[Problem to solve]:
Write out each record again exactly as it stands.
--------------------------------------------------
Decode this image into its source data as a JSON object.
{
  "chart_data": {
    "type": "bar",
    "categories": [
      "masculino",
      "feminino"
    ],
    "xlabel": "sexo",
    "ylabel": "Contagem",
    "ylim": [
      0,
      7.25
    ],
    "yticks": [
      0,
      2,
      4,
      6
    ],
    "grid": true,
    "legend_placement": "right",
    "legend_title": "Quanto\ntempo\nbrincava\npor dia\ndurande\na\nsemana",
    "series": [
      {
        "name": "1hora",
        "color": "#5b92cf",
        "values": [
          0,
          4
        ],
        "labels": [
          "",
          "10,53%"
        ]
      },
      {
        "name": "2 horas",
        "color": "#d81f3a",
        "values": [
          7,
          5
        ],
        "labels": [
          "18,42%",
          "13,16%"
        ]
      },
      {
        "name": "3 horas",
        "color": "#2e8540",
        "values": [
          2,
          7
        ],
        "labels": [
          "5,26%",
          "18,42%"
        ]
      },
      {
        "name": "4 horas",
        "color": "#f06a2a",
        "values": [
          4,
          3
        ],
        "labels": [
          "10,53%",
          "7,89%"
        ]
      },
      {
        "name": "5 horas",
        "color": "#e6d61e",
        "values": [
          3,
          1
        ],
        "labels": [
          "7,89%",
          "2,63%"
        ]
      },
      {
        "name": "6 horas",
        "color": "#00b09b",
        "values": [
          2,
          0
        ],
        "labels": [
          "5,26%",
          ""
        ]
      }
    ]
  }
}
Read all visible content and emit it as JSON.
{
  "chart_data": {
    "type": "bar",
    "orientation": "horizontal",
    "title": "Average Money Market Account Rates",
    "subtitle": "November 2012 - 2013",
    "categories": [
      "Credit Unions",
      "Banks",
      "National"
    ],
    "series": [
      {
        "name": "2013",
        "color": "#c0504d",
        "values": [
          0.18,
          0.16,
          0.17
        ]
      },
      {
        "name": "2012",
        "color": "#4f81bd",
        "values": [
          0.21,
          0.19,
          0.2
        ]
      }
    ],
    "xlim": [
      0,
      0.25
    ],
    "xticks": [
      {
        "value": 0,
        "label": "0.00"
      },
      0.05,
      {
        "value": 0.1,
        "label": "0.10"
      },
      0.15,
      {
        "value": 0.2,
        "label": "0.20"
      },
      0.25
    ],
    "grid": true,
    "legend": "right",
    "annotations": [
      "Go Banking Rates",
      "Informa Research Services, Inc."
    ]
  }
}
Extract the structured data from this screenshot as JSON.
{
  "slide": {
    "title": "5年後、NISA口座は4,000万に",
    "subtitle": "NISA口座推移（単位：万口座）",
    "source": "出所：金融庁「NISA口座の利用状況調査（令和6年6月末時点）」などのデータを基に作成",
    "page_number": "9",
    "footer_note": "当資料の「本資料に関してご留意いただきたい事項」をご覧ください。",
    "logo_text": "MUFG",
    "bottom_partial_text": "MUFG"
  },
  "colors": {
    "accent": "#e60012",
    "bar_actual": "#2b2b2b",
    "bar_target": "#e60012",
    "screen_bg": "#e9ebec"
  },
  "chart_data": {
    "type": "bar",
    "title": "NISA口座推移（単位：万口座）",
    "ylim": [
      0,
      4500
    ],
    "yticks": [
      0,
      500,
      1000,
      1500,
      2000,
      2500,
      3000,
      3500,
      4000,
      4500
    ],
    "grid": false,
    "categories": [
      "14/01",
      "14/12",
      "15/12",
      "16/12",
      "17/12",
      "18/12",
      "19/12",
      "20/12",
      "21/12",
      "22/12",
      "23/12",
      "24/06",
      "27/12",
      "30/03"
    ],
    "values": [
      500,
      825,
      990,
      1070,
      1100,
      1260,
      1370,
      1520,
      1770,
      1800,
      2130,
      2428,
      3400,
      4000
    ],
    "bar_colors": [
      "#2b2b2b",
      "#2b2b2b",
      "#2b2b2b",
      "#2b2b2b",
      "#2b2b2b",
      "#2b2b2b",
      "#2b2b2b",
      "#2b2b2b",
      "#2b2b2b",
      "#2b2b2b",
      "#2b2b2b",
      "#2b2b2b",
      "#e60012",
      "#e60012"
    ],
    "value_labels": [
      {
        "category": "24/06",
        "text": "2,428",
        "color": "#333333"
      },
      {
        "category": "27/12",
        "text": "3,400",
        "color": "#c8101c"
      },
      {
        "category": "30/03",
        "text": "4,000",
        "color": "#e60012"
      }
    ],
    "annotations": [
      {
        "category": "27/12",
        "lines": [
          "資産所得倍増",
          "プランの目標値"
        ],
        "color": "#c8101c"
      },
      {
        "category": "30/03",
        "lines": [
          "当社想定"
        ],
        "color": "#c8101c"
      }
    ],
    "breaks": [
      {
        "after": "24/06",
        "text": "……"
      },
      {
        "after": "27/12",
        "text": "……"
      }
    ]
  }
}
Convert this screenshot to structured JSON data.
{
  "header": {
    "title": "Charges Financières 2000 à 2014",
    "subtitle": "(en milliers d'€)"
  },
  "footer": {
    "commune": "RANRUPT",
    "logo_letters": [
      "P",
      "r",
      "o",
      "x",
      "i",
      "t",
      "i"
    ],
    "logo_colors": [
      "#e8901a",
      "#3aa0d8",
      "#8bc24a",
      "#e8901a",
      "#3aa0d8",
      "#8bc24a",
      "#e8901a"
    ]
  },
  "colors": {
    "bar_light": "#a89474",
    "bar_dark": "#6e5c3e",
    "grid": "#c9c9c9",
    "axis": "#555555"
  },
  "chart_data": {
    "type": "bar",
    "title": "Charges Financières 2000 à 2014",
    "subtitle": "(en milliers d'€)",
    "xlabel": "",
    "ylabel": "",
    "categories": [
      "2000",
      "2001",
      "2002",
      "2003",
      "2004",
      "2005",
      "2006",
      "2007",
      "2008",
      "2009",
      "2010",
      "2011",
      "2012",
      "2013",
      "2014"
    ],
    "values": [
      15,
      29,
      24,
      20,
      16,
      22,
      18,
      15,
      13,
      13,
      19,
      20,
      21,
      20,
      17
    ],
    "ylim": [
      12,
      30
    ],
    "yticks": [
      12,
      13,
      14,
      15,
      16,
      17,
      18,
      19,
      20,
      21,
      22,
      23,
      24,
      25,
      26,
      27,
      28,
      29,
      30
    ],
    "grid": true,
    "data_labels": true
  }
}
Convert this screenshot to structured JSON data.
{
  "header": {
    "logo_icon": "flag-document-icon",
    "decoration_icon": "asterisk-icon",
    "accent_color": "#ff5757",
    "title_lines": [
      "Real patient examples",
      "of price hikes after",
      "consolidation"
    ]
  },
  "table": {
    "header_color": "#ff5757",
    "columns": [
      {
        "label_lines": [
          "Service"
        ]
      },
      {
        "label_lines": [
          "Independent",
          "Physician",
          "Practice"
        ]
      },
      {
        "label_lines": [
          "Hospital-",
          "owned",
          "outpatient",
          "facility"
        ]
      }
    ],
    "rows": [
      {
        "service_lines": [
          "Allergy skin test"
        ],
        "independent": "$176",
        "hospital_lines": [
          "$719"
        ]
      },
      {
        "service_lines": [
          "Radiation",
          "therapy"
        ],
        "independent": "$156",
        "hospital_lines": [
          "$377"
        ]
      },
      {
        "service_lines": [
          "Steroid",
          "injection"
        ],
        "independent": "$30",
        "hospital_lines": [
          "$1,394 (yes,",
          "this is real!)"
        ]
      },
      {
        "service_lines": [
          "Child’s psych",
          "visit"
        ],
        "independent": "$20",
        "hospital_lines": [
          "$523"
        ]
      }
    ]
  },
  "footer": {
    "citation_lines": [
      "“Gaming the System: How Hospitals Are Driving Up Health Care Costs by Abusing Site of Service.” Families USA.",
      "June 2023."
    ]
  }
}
--------------------------------------------------
[Correct output]:
Decode this image into its source data as a JSON object.
{
  "chart_data": {
    "type": "bar",
    "categories": [
      "masculino",
      "feminino"
    ],
    "xlabel": "sexo",
    "ylabel": "Contagem",
    "ylim": [
      0,
      7.25
    ],
    "yticks": [
      0,
      2,
      4,
      6
    ],
    "grid": true,
    "legend_placement": "right",
    "legend_title": "Quanto\ntempo\nbrincava\npor dia\ndurande\na\nsemana",
    "series": [
      {
        "name": "1hora",
        "color": "#5b92cf",
        "values": [
          0,
          4
        ],
        "labels": [
          "",
          "10,53%"
        ]
      },
      {
        "name": "2 horas",
        "color": "#d81f3a",
        "values": [
          7,
          5
        ],
        "labels": [
          "18,42%",
          "13,16%"
        ]
      },
      {
        "name": "3 horas",
        "color": "#2e8540",
        "values": [
          2,
          7
        ],
        "labels": [
          "5,26%",
          "18,42%"
        ]
      },
      {
        "name": "4 horas",
        "color": "#f06a2a",
        "values": [
          4,
          3
        ],
        "labels": [
          "10,53%",
          "7,89%"
        ]
      },
      {
        "name": "5 horas",
        "color": "#e6d61e",
        "values": [
          3,
          1
        ],
        "labels": [
          "7,89%",
          "2,63%"
        ]
      },
      {
        "name": "6 horas",
        "color": "#00b09b",
        "values": [
          2,
          0
        ],
        "labels": [
          "5,26%",
          ""
        ]
      }
    ]
  }
}
Read all visible content and emit it as JSON.
{
  "chart_data": {
    "type": "bar",
    "orientation": "horizontal",
    "title": "Average Money Market Account Rates",
    "subtitle": "November 2012 - 2013",
    "categories": [
      "Credit Unions",
      "Banks",
      "National"
    ],
    "series": [
      {
        "name": "2013",
        "color": "#c0504d",
        "values": [
          0.18,
          0.16,
          0.17
        ]
      },
      {
        "name": "2012",
        "color": "#4f81bd",
        "values": [
          0.21,
          0.19,
          0.2
        ]
      }
    ],
    "xlim": [
      0,
      0.25
    ],
    "xticks": [
      {
        "value": 0,
        "label": "0.00"
      },
      0.05,
      {
        "value": 0.1,
        "label": "0.10"
      },
      0.15,
      {
        "value": 0.2,
        "label": "0.20"
      },
      0.25
    ],
    "grid": true,
    "legend": "right",
    "annotations": [
      "Go Banking Rates",
      "Informa Research Services, Inc."
    ]
  }
}
Extract the structured data from this screenshot as JSON.
{
  "slide": {
    "title": "5年後、NISA口座は4,000万に",
    "subtitle": "NISA口座推移（単位：万口座）",
    "source": "出所：金融庁「NISA口座の利用状況調査（令和6年6月末時点）」などのデータを基に作成",
    "page_number": "9",
    "footer_note": "当資料の「本資料に関してご留意いただきたい事項」をご覧ください。",
    "logo_text": "MUFG",
    "bottom_partial_text": "MUFG"
  },
  "colors": {
    "accent": "#e60012",
    "bar_actual": "#2b2b2b",
    "bar_target": "#e60012",
    "screen_bg": "#e9ebec"
  },
  "chart_data": {
    "type": "bar",
    "title": "NISA口座推移（単位：万口座）",
    "ylim": [
      0,
      4500
    ],
    "yticks": [
      0,
      500,
      1000,
      1500,
      2000,
      2500,
      3000,
      3500,
      4000,
      4500
    ],
    "grid": false,
    "categories": [
      "14/01",
      "14/12",
      "15/12",
      "16/12",
      "17/12",
      "18/12",
      "19/12",
      "20/12",
      "21/12",
      "22/12",
      "23/12",
      "24/06",
      "27/12",
      "30/03"
    ],
    "values": [
      500,
      825,
      990,
      1070,
      1100,
      1260,
      1370,
      1520,
      1770,
      1800,
      2130,
      2428,
      3400,
      4000
    ],
    "bar_colors": [
      "#2b2b2b",
      "#2b2b2b",
      "#2b2b2b",
      "#2b2b2b",
      "#2b2b2b",
      "#2b2b2b",
      "#2b2b2b",
      "#2b2b2b",
      "#2b2b2b",
      "#2b2b2b",
      "#2b2b2b",
      "#2b2b2b",
      "#e60012",
      "#e60012"
    ],
    "value_labels": [
      {
        "category": "24/06",
        "text": "2,428",
        "color": "#333333"
      },
      {
        "category": "27/12",
        "text": "3,400",
        "color": "#c8101c"
      },
      {
        "category": "30/03",
        "text": "4,000",
        "color": "#e60012"
      }
    ],
    "annotations": [
      {
        "category": "27/12",
        "lines": [
          "資産所得倍増",
          "プランの目標値"
        ],
        "color": "#c8101c"
      },
      {
        "category": "30/03",
        "lines": [
          "当社想定"
        ],
        "color": "#c8101c"
      }
    ],
    "breaks": [
      {
        "after": "24/06",
        "text": "……"
      },
      {
        "after": "27/12",
        "text": "……"
      }
    ]
  }
}
Convert this screenshot to structured JSON data.
{
  "header": {
    "title": "Charges Financières 2000 à 2014",
    "subtitle": "(en milliers d'€)"
  },
  "footer": {
    "commune": "RANRUPT",
    "logo_letters": [
      "P",
      "r",
      "o",
      "x",
      "i",
      "t",
      "i"
    ],
    "logo_colors": [
      "#e8901a",
      "#3aa0d8",
      "#8bc24a",
      "#e8901a",
      "#3aa0d8",
      "#8bc24a",
      "#e8901a"
    ]
  },
  "colors": {
    "bar_light": "#a89474",
    "bar_dark": "#6e5c3e",
    "grid": "#c9c9c9",
    "axis": "#555555"
  },
  "chart_data": {
    "type": "bar",
    "title": "Charges Financières 2000 à 2014",
    "subtitle": "(en milliers d'€)",
    "xlabel": "",
    "ylabel": "",
    "categories": [
      "2000",
      "2001",
      "2002",
      "2003",
      "2004",
      "2005",
      "2006",
      "2007",
      "2008",
      "2009",
      "2010",
      "2011",
      "2012",
      "2013",
      "2014"
    ],
    "values": [
      15,
      29,
      24,
      20,
      16,
      22,
      18,
      15,
      13,
      13,
      19,
      20,
      21,
      20,
      17
    ],
    "ylim": [
      12,
      30
    ],
    "yticks": [
      12,
      13,
      14,
      15,
      16,
      17,
      18,
      19,
      20,
      21,
      22,
      23,
      24,
      25,
      26,
      27,
      28,
      29,
      30
    ],
    "grid": true,
    "data_labels": true
  }
}
Convert this screenshot to structured JSON data.
{
  "header": {
    "logo_icon": "flag-document-icon",
    "decoration_icon": "asterisk-icon",
    "accent_color": "#ff5757",
    "title_lines": [
      "Real patient examples",
      "of price hikes after",
      "consolidation"
    ]
  },
  "table": {
    "header_color": "#ff5757",
    "columns": [
      {
        "label_lines": [
          "Service"
        ]
      },
      {
        "label_lines": [
          "Independent",
          "Physician",
          "Practice"
        ]
      },
      {
        "label_lines": [
          "Hospital-",
          "owned",
          "outpatient",
          "facility"
        ]
      }
    ],
    "rows": [
      {
        "service_lines": [
          "Allergy skin test"
        ],
        "independent": "$176",
        "hospital_lines": [
          "$719"
        ]
      },
      {
        "service_lines": [
          "Radiation",
          "therapy"
        ],
        "independent": "$156",
        "hospital_lines": [
          "$377"
        ]
      },
      {
        "service_lines": [
          "Steroid",
          "injection"
        ],
        "independent": "$30",
        "hospital_lines": [
          "$1,394 (yes,",
          "this is real!)"
        ]
      },
      {
        "service_lines": [
          "Child’s psych",
          "visit"
        ],
        "independent": "$20",
        "hospital_lines": [
          "$523"
        ]
      }
    ]
  },
  "footer": {
    "citation_lines": [
      "“Gaming the System: How Hospitals Are Driving Up Health Care Costs by Abusing Site of Service.” Families USA.",
      "June 2023."
    ]
  }
}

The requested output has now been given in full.